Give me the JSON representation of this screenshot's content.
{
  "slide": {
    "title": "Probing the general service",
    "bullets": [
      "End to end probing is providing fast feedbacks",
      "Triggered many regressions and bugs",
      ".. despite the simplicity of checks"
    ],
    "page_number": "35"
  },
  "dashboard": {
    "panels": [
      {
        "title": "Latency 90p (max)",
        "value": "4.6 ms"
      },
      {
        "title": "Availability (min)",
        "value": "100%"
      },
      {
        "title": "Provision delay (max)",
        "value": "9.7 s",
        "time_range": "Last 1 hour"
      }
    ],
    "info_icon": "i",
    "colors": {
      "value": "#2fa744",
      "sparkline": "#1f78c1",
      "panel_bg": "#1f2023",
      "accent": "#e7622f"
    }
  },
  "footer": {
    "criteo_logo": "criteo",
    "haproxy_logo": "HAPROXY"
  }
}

----------------

→ **REQUIRED WORK**
Copy every record exactly, with nothing added or dropped.

→ **ANSWER IN FULL**
Give me the JSON representation of this screenshot's content.
{
  "slide": {
    "title": "Probing the general service",
    "bullets": [
      "End to end probing is providing fast feedbacks",
      "Triggered many regressions and bugs",
      ".. despite the simplicity of checks"
    ],
    "page_number": "35"
  },
  "dashboard": {
    "panels": [
      {
        "title": "Latency 90p (max)",
        "value": "4.6 ms"
      },
      {
        "title": "Availability (min)",
        "value": "100%"
      },
      {
        "title": "Provision delay (max)",
        "value": "9.7 s",
        "time_range": "Last 1 hour"
      }
    ],
    "info_icon": "i",
    "colors": {
      "value": "#2fa744",
      "sparkline": "#1f78c1",
      "panel_bg": "#1f2023",
      "accent": "#e7622f"
    }
  },
  "footer": {
    "criteo_logo": "criteo",
    "haproxy_logo": "HAPROXY"
  }
}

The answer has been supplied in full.